Stated goal:
Restate the full listing word for word and leave the pictures out.

== Extracted records

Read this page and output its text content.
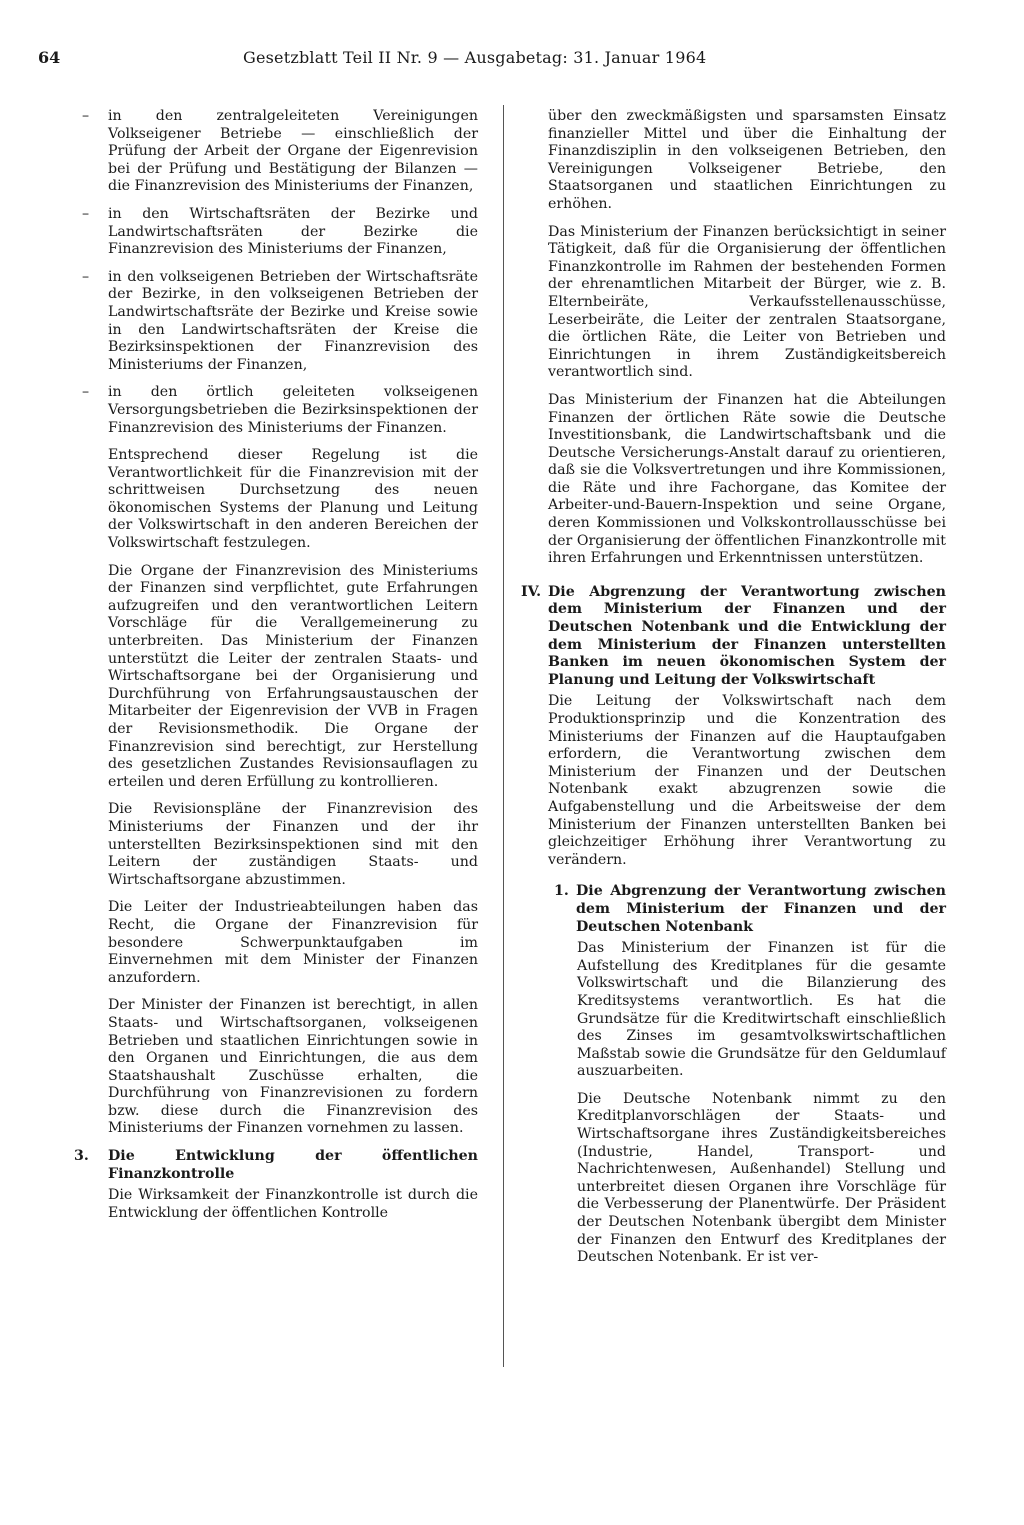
64	Gesetzblatt Teil II Nr. 9 — Ausgabetag: 31. Januar 1964

– in den zentralgeleiteten Vereinigungen Volkseigener Betriebe — einschließlich der Prüfung der Arbeit der Organe der Eigenrevision bei der Prüfung und Bestätigung der Bilanzen — die Finanzrevision des Ministeriums der Finanzen,

– in den Wirtschaftsräten der Bezirke und Landwirtschaftsräten der Bezirke die Finanzrevision des Ministeriums der Finanzen,

– in den volkseigenen Betrieben der Wirtschaftsräte der Bezirke, in den volkseigenen Betrieben der Landwirtschaftsräte der Bezirke und Kreise sowie in den Landwirtschaftsräten der Kreise die Bezirksinspektionen der Finanzrevision des Ministeriums der Finanzen,

– in den örtlich geleiteten volkseigenen Versorgungsbetrieben die Bezirksinspektionen der Finanzrevision des Ministeriums der Finanzen.

Entsprechend dieser Regelung ist die Verantwortlichkeit für die Finanzrevision mit der schrittweisen Durchsetzung des neuen ökonomischen Systems der Planung und Leitung der Volkswirtschaft in den anderen Bereichen der Volkswirtschaft festzulegen.

Die Organe der Finanzrevision des Ministeriums der Finanzen sind verpflichtet, gute Erfahrungen aufzugreifen und den verantwortlichen Leitern Vorschläge für die Verallgemeinerung zu unterbreiten. Das Ministerium der Finanzen unterstützt die Leiter der zentralen Staats- und Wirtschaftsorgane bei der Organisierung und Durchführung von Erfahrungsaustauschen der Mitarbeiter der Eigenrevision der VVB in Fragen der Revisionsmethodik. Die Organe der Finanzrevision sind berechtigt, zur Herstellung des gesetzlichen Zustandes Revisionsauflagen zu erteilen und deren Erfüllung zu kontrollieren.

Die Revisionspläne der Finanzrevision des Ministeriums der Finanzen und der ihr unterstellten Bezirksinspektionen sind mit den Leitern der zuständigen Staats- und Wirtschaftsorgane abzustimmen.

Die Leiter der Industrieabteilungen haben das Recht, die Organe der Finanzrevision für besondere Schwerpunktaufgaben im Einvernehmen mit dem Minister der Finanzen anzufordern.

Der Minister der Finanzen ist berechtigt, in allen Staats- und Wirtschaftsorganen, volkseigenen Betrieben und staatlichen Einrichtungen sowie in den Organen und Einrichtungen, die aus dem Staatshaushalt Zuschüsse erhalten, die Durchführung von Finanzrevisionen zu fordern bzw. diese durch die Finanzrevision des Ministeriums der Finanzen vornehmen zu lassen.

3.	Die Entwicklung der öffentlichen Finanzkontrolle

Die Wirksamkeit der Finanzkontrolle ist durch die Entwicklung der öffentlichen Kontrolle

über den zweckmäßigsten und sparsamsten Einsatz finanzieller Mittel und über die Einhaltung der Finanzdisziplin in den volkseigenen Betrieben, den Vereinigungen Volkseigener Betriebe, den Staatsorganen und staatlichen Einrichtungen zu erhöhen.

Das Ministerium der Finanzen berücksichtigt in seiner Tätigkeit, daß für die Organisierung der öffentlichen Finanzkontrolle im Rahmen der bestehenden Formen der ehrenamtlichen Mitarbeit der Bürger, wie z. B. Elternbeiräte, Verkaufsstellenausschüsse, Leserbeiräte, die Leiter der zentralen Staatsorgane, die örtlichen Räte, die Leiter von Betrieben und Einrichtungen in ihrem Zuständigkeitsbereich verantwortlich sind.

Das Ministerium der Finanzen hat die Abteilungen Finanzen der örtlichen Räte sowie die Deutsche Investitionsbank, die Landwirtschaftsbank und die Deutsche Versicherungs-Anstalt darauf zu orientieren, daß sie die Volksvertretungen und ihre Kommissionen, die Räte und ihre Fachorgane, das Komitee der Arbeiter-und-Bauern-Inspektion und seine Organe, deren Kommissionen und Volkskontrollausschüsse bei der Organisierung der öffentlichen Finanzkontrolle mit ihren Erfahrungen und Erkenntnissen unterstützen.

IV. Die Abgrenzung der Verantwortung zwischen dem Ministerium der Finanzen und der Deutschen Notenbank und die Entwicklung der dem Ministerium der Finanzen unterstellten Banken im neuen ökonomischen System der Planung und Leitung der Volkswirtschaft

Die Leitung der Volkswirtschaft nach dem Produktionsprinzip und die Konzentration des Ministeriums der Finanzen auf die Hauptaufgaben erfordern, die Verantwortung zwischen dem Ministerium der Finanzen und der Deutschen Notenbank exakt abzugrenzen sowie die Aufgabenstellung und die Arbeitsweise der dem Ministerium der Finanzen unterstellten Banken bei gleichzeitiger Erhöhung ihrer Verantwortung zu verändern.

1. Die Abgrenzung der Verantwortung zwischen dem Ministerium der Finanzen und der Deutschen Notenbank

Das Ministerium der Finanzen ist für die Aufstellung des Kreditplanes für die gesamte Volkswirtschaft und die Bilanzierung des Kreditsystems verantwortlich. Es hat die Grundsätze für die Kreditwirtschaft einschließlich des Zinses im gesamtvolkswirtschaftlichen Maßstab sowie die Grundsätze für den Geldumlauf auszuarbeiten.

Die Deutsche Notenbank nimmt zu den Kreditplanvorschlägen der Staats- und Wirtschaftsorgane ihres Zuständigkeitsbereiches (Industrie, Handel, Transport- und Nachrichtenwesen, Außenhandel) Stellung und unterbreitet diesen Organen ihre Vorschläge für die Verbesserung der Planentwürfe. Der Präsident der Deutschen Notenbank übergibt dem Minister der Finanzen den Entwurf des Kreditplanes der Deutschen Notenbank. Er ist ver-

====

Response to this exercise:
Read this page and output its text content.
64	Gesetzblatt Teil II Nr. 9 — Ausgabetag: 31. Januar 1964

– in den zentralgeleiteten Vereinigungen Volkseigener Betriebe — einschließlich der Prüfung der Arbeit der Organe der Eigenrevision bei der Prüfung und Bestätigung der Bilanzen — die Finanzrevision des Ministeriums der Finanzen,

– in den Wirtschaftsräten der Bezirke und Landwirtschaftsräten der Bezirke die Finanzrevision des Ministeriums der Finanzen,

– in den volkseigenen Betrieben der Wirtschaftsräte der Bezirke, in den volkseigenen Betrieben der Landwirtschaftsräte der Bezirke und Kreise sowie in den Landwirtschaftsräten der Kreise die Bezirksinspektionen der Finanzrevision des Ministeriums der Finanzen,

– in den örtlich geleiteten volkseigenen Versorgungsbetrieben die Bezirksinspektionen der Finanzrevision des Ministeriums der Finanzen.

Entsprechend dieser Regelung ist die Verantwortlichkeit für die Finanzrevision mit der schrittweisen Durchsetzung des neuen ökonomischen Systems der Planung und Leitung der Volkswirtschaft in den anderen Bereichen der Volkswirtschaft festzulegen.

Die Organe der Finanzrevision des Ministeriums der Finanzen sind verpflichtet, gute Erfahrungen aufzugreifen und den verantwortlichen Leitern Vorschläge für die Verallgemeinerung zu unterbreiten. Das Ministerium der Finanzen unterstützt die Leiter der zentralen Staats- und Wirtschaftsorgane bei der Organisierung und Durchführung von Erfahrungsaustauschen der Mitarbeiter der Eigenrevision der VVB in Fragen der Revisionsmethodik. Die Organe der Finanzrevision sind berechtigt, zur Herstellung des gesetzlichen Zustandes Revisionsauflagen zu erteilen und deren Erfüllung zu kontrollieren.

Die Revisionspläne der Finanzrevision des Ministeriums der Finanzen und der ihr unterstellten Bezirksinspektionen sind mit den Leitern der zuständigen Staats- und Wirtschaftsorgane abzustimmen.

Die Leiter der Industrieabteilungen haben das Recht, die Organe der Finanzrevision für besondere Schwerpunktaufgaben im Einvernehmen mit dem Minister der Finanzen anzufordern.

Der Minister der Finanzen ist berechtigt, in allen Staats- und Wirtschaftsorganen, volkseigenen Betrieben und staatlichen Einrichtungen sowie in den Organen und Einrichtungen, die aus dem Staatshaushalt Zuschüsse erhalten, die Durchführung von Finanzrevisionen zu fordern bzw. diese durch die Finanzrevision des Ministeriums der Finanzen vornehmen zu lassen.

3.	Die Entwicklung der öffentlichen Finanzkontrolle

Die Wirksamkeit der Finanzkontrolle ist durch die Entwicklung der öffentlichen Kontrolle

über den zweckmäßigsten und sparsamsten Einsatz finanzieller Mittel und über die Einhaltung der Finanzdisziplin in den volkseigenen Betrieben, den Vereinigungen Volkseigener Betriebe, den Staatsorganen und staatlichen Einrichtungen zu erhöhen.

Das Ministerium der Finanzen berücksichtigt in seiner Tätigkeit, daß für die Organisierung der öffentlichen Finanzkontrolle im Rahmen der bestehenden Formen der ehrenamtlichen Mitarbeit der Bürger, wie z. B. Elternbeiräte, Verkaufsstellenausschüsse, Leserbeiräte, die Leiter der zentralen Staatsorgane, die örtlichen Räte, die Leiter von Betrieben und Einrichtungen in ihrem Zuständigkeitsbereich verantwortlich sind.

Das Ministerium der Finanzen hat die Abteilungen Finanzen der örtlichen Räte sowie die Deutsche Investitionsbank, die Landwirtschaftsbank und die Deutsche Versicherungs-Anstalt darauf zu orientieren, daß sie die Volksvertretungen und ihre Kommissionen, die Räte und ihre Fachorgane, das Komitee der Arbeiter-und-Bauern-Inspektion und seine Organe, deren Kommissionen und Volkskontrollausschüsse bei der Organisierung der öffentlichen Finanzkontrolle mit ihren Erfahrungen und Erkenntnissen unterstützen.

IV. Die Abgrenzung der Verantwortung zwischen dem Ministerium der Finanzen und der Deutschen Notenbank und die Entwicklung der dem Ministerium der Finanzen unterstellten Banken im neuen ökonomischen System der Planung und Leitung der Volkswirtschaft

Die Leitung der Volkswirtschaft nach dem Produktionsprinzip und die Konzentration des Ministeriums der Finanzen auf die Hauptaufgaben erfordern, die Verantwortung zwischen dem Ministerium der Finanzen und der Deutschen Notenbank exakt abzugrenzen sowie die Aufgabenstellung und die Arbeitsweise der dem Ministerium der Finanzen unterstellten Banken bei gleichzeitiger Erhöhung ihrer Verantwortung zu verändern.

1. Die Abgrenzung der Verantwortung zwischen dem Ministerium der Finanzen und der Deutschen Notenbank

Das Ministerium der Finanzen ist für die Aufstellung des Kreditplanes für die gesamte Volkswirtschaft und die Bilanzierung des Kreditsystems verantwortlich. Es hat die Grundsätze für die Kreditwirtschaft einschließlich des Zinses im gesamtvolkswirtschaftlichen Maßstab sowie die Grundsätze für den Geldumlauf auszuarbeiten.

Die Deutsche Notenbank nimmt zu den Kreditplanvorschlägen der Staats- und Wirtschaftsorgane ihres Zuständigkeitsbereiches (Industrie, Handel, Transport- und Nachrichtenwesen, Außenhandel) Stellung und unterbreitet diesen Organen ihre Vorschläge für die Verbesserung der Planentwürfe. Der Präsident der Deutschen Notenbank übergibt dem Minister der Finanzen den Entwurf des Kreditplanes der Deutschen Notenbank. Er ist ver-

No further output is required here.